• Work to do
Your task is to output the listing word for word, with pictures excluded.

• Extracted material
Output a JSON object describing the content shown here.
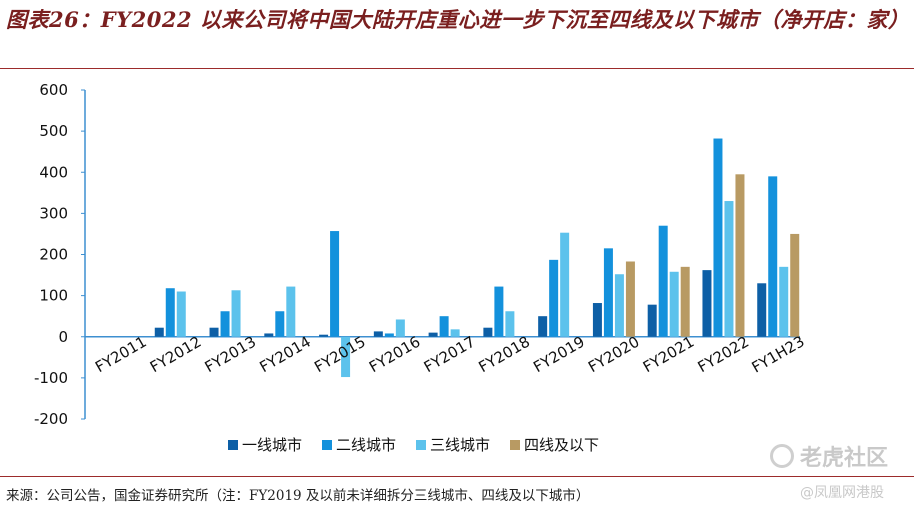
{
  "page": {
    "title": "图表26：FY2022 以来公司将中国大陆开店重心进一步下沉至四线及以下城市（净开店：家）",
    "source": "来源：公司公告，国金证券研究所（注：FY2019 及以前未详细拆分三线城市、四线及以下城市）",
    "watermark_main": "老虎社区",
    "watermark_sub": "@凤凰网港股"
  },
  "chart_data": {
    "type": "bar",
    "categories": [
      "FY2011",
      "FY2012",
      "FY2013",
      "FY2014",
      "FY2015",
      "FY2016",
      "FY2017",
      "FY2018",
      "FY2019",
      "FY2020",
      "FY2021",
      "FY2022",
      "FY1H23"
    ],
    "series": [
      {
        "name": "一线城市",
        "color": "#0d5fa6",
        "values": [
          0,
          22,
          22,
          8,
          5,
          13,
          10,
          22,
          50,
          82,
          78,
          162,
          130
        ]
      },
      {
        "name": "二线城市",
        "color": "#1391dc",
        "values": [
          0,
          118,
          62,
          62,
          257,
          8,
          50,
          122,
          187,
          215,
          270,
          482,
          390
        ]
      },
      {
        "name": "三线城市",
        "color": "#5cc2ec",
        "values": [
          0,
          110,
          113,
          122,
          -98,
          42,
          18,
          62,
          253,
          152,
          158,
          330,
          170
        ]
      },
      {
        "name": "四线及以下",
        "color": "#b89a63",
        "values": [
          null,
          null,
          null,
          null,
          null,
          null,
          null,
          null,
          null,
          183,
          170,
          395,
          250
        ]
      }
    ],
    "ylim": [
      -200,
      600
    ],
    "yticks": [
      -200,
      -100,
      0,
      100,
      200,
      300,
      400,
      500,
      600
    ],
    "ytick_labels": [
      "-200",
      "-100",
      "0",
      "100",
      "200",
      "300",
      "400",
      "500",
      "600"
    ],
    "title": "",
    "xlabel": "",
    "ylabel": "",
    "grid": false,
    "legend_position": "bottom"
  }
}
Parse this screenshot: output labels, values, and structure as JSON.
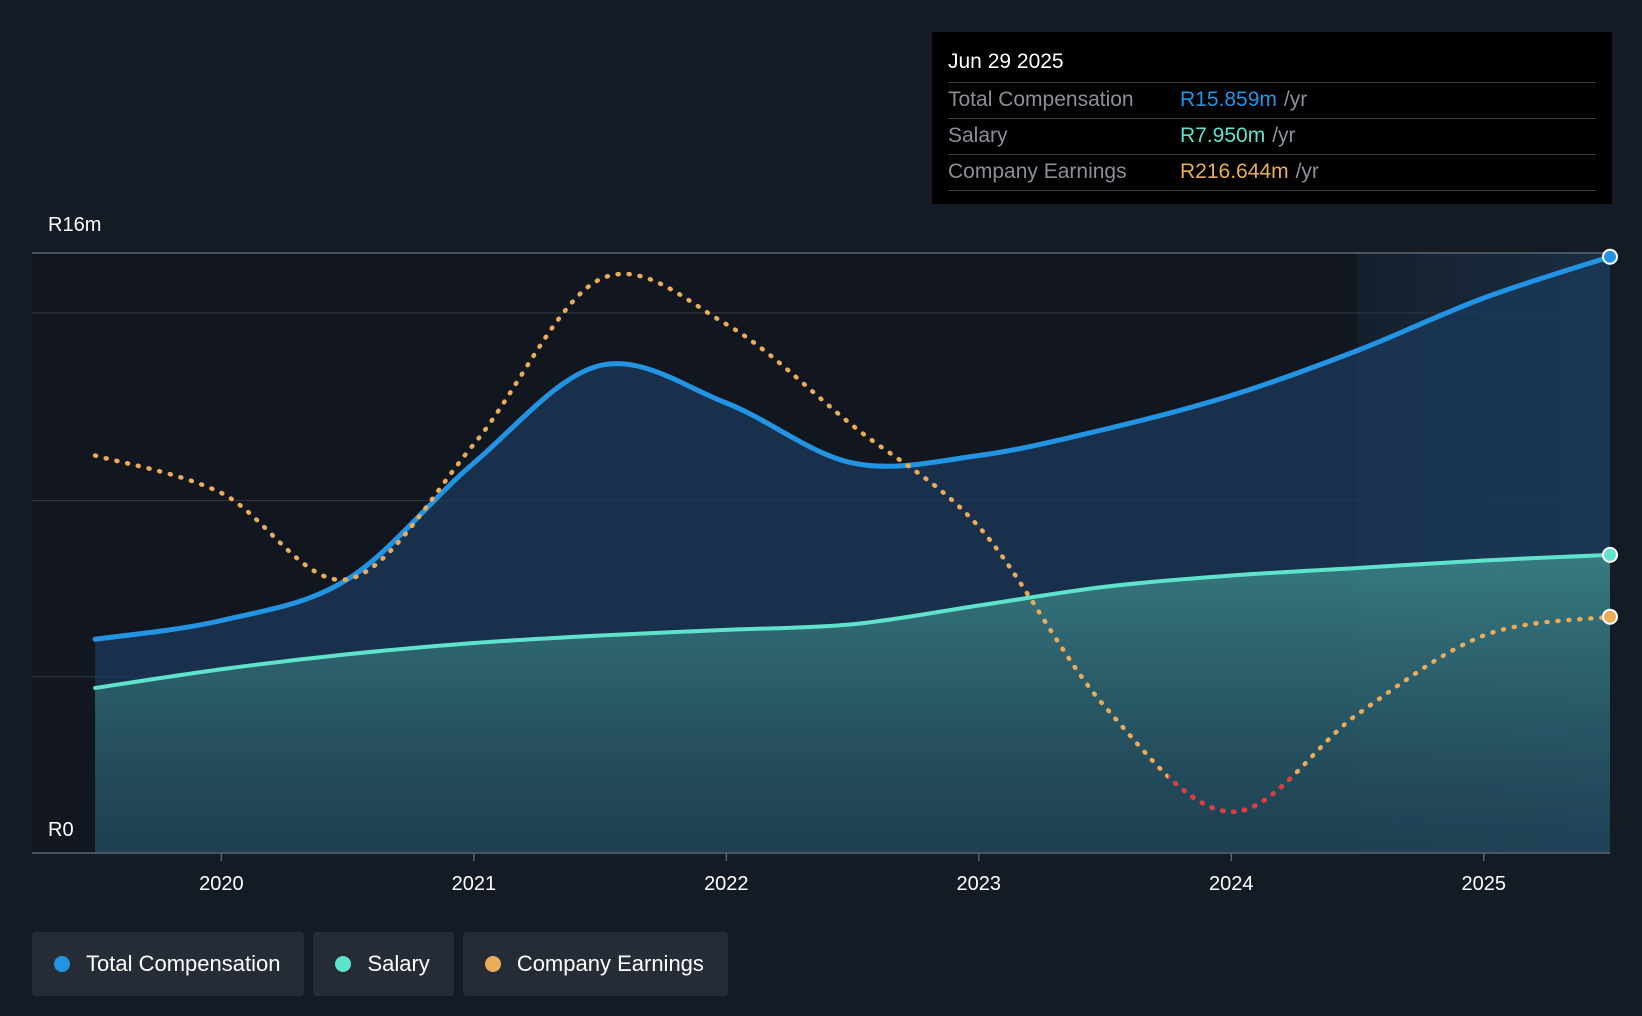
{
  "colors": {
    "background": "#151b24",
    "total": "#2394e4",
    "salary": "#5fe3cd",
    "earnings": "#e9ac5a",
    "earnings_negative": "#e5393d",
    "tooltip_bg": "#000000"
  },
  "tooltip": {
    "date": "Jun 29 2025",
    "rows": [
      {
        "label": "Total Compensation",
        "value": "R15.859m",
        "unit": "/yr"
      },
      {
        "label": "Salary",
        "value": "R7.950m",
        "unit": "/yr"
      },
      {
        "label": "Company Earnings",
        "value": "R216.644m",
        "unit": "/yr"
      }
    ]
  },
  "legend": [
    {
      "label": "Total Compensation",
      "icon": "total-compensation-dot-icon"
    },
    {
      "label": "Salary",
      "icon": "salary-dot-icon"
    },
    {
      "label": "Company Earnings",
      "icon": "company-earnings-dot-icon"
    }
  ],
  "chart_data": {
    "type": "area",
    "title": "",
    "y_axis": {
      "label_top": "R16m",
      "label_bottom": "R0",
      "ylim": [
        0,
        16
      ]
    },
    "x_axis": {
      "ticks": [
        "2020",
        "2021",
        "2022",
        "2023",
        "2024",
        "2025"
      ],
      "xlim": [
        2019.25,
        2025.5
      ]
    },
    "forecast_region_start": 2024.5,
    "series": [
      {
        "name": "Total Compensation",
        "unit": "R m",
        "points": [
          [
            2019.5,
            5.7
          ],
          [
            2020.0,
            6.2
          ],
          [
            2020.5,
            7.3
          ],
          [
            2021.0,
            10.4
          ],
          [
            2021.5,
            13.0
          ],
          [
            2022.0,
            12.0
          ],
          [
            2022.5,
            10.4
          ],
          [
            2023.0,
            10.6
          ],
          [
            2023.5,
            11.3
          ],
          [
            2024.0,
            12.2
          ],
          [
            2024.5,
            13.4
          ],
          [
            2025.0,
            14.8
          ],
          [
            2025.5,
            15.9
          ]
        ]
      },
      {
        "name": "Salary",
        "unit": "R m",
        "points": [
          [
            2019.5,
            4.4
          ],
          [
            2020.0,
            4.9
          ],
          [
            2020.5,
            5.3
          ],
          [
            2021.0,
            5.6
          ],
          [
            2021.5,
            5.8
          ],
          [
            2022.0,
            5.95
          ],
          [
            2022.5,
            6.1
          ],
          [
            2023.0,
            6.6
          ],
          [
            2023.5,
            7.1
          ],
          [
            2024.0,
            7.4
          ],
          [
            2024.5,
            7.6
          ],
          [
            2025.0,
            7.8
          ],
          [
            2025.5,
            7.95
          ]
        ]
      },
      {
        "name": "Company Earnings",
        "unit": "relative scale",
        "points": [
          [
            2019.5,
            10.6
          ],
          [
            2020.0,
            9.6
          ],
          [
            2020.5,
            7.3
          ],
          [
            2021.0,
            10.9
          ],
          [
            2021.5,
            15.3
          ],
          [
            2022.0,
            14.1
          ],
          [
            2022.5,
            11.4
          ],
          [
            2023.0,
            8.7
          ],
          [
            2023.5,
            3.9
          ],
          [
            2024.0,
            1.1
          ],
          [
            2024.5,
            3.7
          ],
          [
            2025.0,
            5.8
          ],
          [
            2025.5,
            6.3
          ]
        ]
      }
    ],
    "tooltip_point": {
      "date": "Jun 29 2025",
      "total": 15.859,
      "salary": 7.95,
      "earnings": 216.644
    }
  }
}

• Task output
Output a JSON object describing the content shown here.
{
  "page": {
    "title": "图表26：FY2022 以来公司将中国大陆开店重心进一步下沉至四线及以下城市（净开店：家）",
    "source": "来源：公司公告，国金证券研究所（注：FY2019 及以前未详细拆分三线城市、四线及以下城市）",
    "watermark_main": "老虎社区",
    "watermark_sub": "@凤凰网港股"
  },
  "chart_data": {
    "type": "bar",
    "categories": [
      "FY2011",
      "FY2012",
      "FY2013",
      "FY2014",
      "FY2015",
      "FY2016",
      "FY2017",
      "FY2018",
      "FY2019",
      "FY2020",
      "FY2021",
      "FY2022",
      "FY1H23"
    ],
    "series": [
      {
        "name": "一线城市",
        "color": "#0d5fa6",
        "values": [
          0,
          22,
          22,
          8,
          5,
          13,
          10,
          22,
          50,
          82,
          78,
          162,
          130
        ]
      },
      {
        "name": "二线城市",
        "color": "#1391dc",
        "values": [
          0,
          118,
          62,
          62,
          257,
          8,
          50,
          122,
          187,
          215,
          270,
          482,
          390
        ]
      },
      {
        "name": "三线城市",
        "color": "#5cc2ec",
        "values": [
          0,
          110,
          113,
          122,
          -98,
          42,
          18,
          62,
          253,
          152,
          158,
          330,
          170
        ]
      },
      {
        "name": "四线及以下",
        "color": "#b89a63",
        "values": [
          null,
          null,
          null,
          null,
          null,
          null,
          null,
          null,
          null,
          183,
          170,
          395,
          250
        ]
      }
    ],
    "ylim": [
      -200,
      600
    ],
    "yticks": [
      -200,
      -100,
      0,
      100,
      200,
      300,
      400,
      500,
      600
    ],
    "ytick_labels": [
      "-200",
      "-100",
      "0",
      "100",
      "200",
      "300",
      "400",
      "500",
      "600"
    ],
    "title": "",
    "xlabel": "",
    "ylabel": "",
    "grid": false,
    "legend_position": "bottom"
  }
}
Parse this screenshot: output labels, values, and structure as JSON.
{
  "colors": {
    "background": "#151b24",
    "total": "#2394e4",
    "salary": "#5fe3cd",
    "earnings": "#e9ac5a",
    "earnings_negative": "#e5393d",
    "tooltip_bg": "#000000"
  },
  "tooltip": {
    "date": "Jun 29 2025",
    "rows": [
      {
        "label": "Total Compensation",
        "value": "R15.859m",
        "unit": "/yr"
      },
      {
        "label": "Salary",
        "value": "R7.950m",
        "unit": "/yr"
      },
      {
        "label": "Company Earnings",
        "value": "R216.644m",
        "unit": "/yr"
      }
    ]
  },
  "legend": [
    {
      "label": "Total Compensation",
      "icon": "total-compensation-dot-icon"
    },
    {
      "label": "Salary",
      "icon": "salary-dot-icon"
    },
    {
      "label": "Company Earnings",
      "icon": "company-earnings-dot-icon"
    }
  ],
  "chart_data": {
    "type": "area",
    "title": "",
    "y_axis": {
      "label_top": "R16m",
      "label_bottom": "R0",
      "ylim": [
        0,
        16
      ]
    },
    "x_axis": {
      "ticks": [
        "2020",
        "2021",
        "2022",
        "2023",
        "2024",
        "2025"
      ],
      "xlim": [
        2019.25,
        2025.5
      ]
    },
    "forecast_region_start": 2024.5,
    "series": [
      {
        "name": "Total Compensation",
        "unit": "R m",
        "points": [
          [
            2019.5,
            5.7
          ],
          [
            2020.0,
            6.2
          ],
          [
            2020.5,
            7.3
          ],
          [
            2021.0,
            10.4
          ],
          [
            2021.5,
            13.0
          ],
          [
            2022.0,
            12.0
          ],
          [
            2022.5,
            10.4
          ],
          [
            2023.0,
            10.6
          ],
          [
            2023.5,
            11.3
          ],
          [
            2024.0,
            12.2
          ],
          [
            2024.5,
            13.4
          ],
          [
            2025.0,
            14.8
          ],
          [
            2025.5,
            15.9
          ]
        ]
      },
      {
        "name": "Salary",
        "unit": "R m",
        "points": [
          [
            2019.5,
            4.4
          ],
          [
            2020.0,
            4.9
          ],
          [
            2020.5,
            5.3
          ],
          [
            2021.0,
            5.6
          ],
          [
            2021.5,
            5.8
          ],
          [
            2022.0,
            5.95
          ],
          [
            2022.5,
            6.1
          ],
          [
            2023.0,
            6.6
          ],
          [
            2023.5,
            7.1
          ],
          [
            2024.0,
            7.4
          ],
          [
            2024.5,
            7.6
          ],
          [
            2025.0,
            7.8
          ],
          [
            2025.5,
            7.95
          ]
        ]
      },
      {
        "name": "Company Earnings",
        "unit": "relative scale",
        "points": [
          [
            2019.5,
            10.6
          ],
          [
            2020.0,
            9.6
          ],
          [
            2020.5,
            7.3
          ],
          [
            2021.0,
            10.9
          ],
          [
            2021.5,
            15.3
          ],
          [
            2022.0,
            14.1
          ],
          [
            2022.5,
            11.4
          ],
          [
            2023.0,
            8.7
          ],
          [
            2023.5,
            3.9
          ],
          [
            2024.0,
            1.1
          ],
          [
            2024.5,
            3.7
          ],
          [
            2025.0,
            5.8
          ],
          [
            2025.5,
            6.3
          ]
        ]
      }
    ],
    "tooltip_point": {
      "date": "Jun 29 2025",
      "total": 15.859,
      "salary": 7.95,
      "earnings": 216.644
    }
  }
}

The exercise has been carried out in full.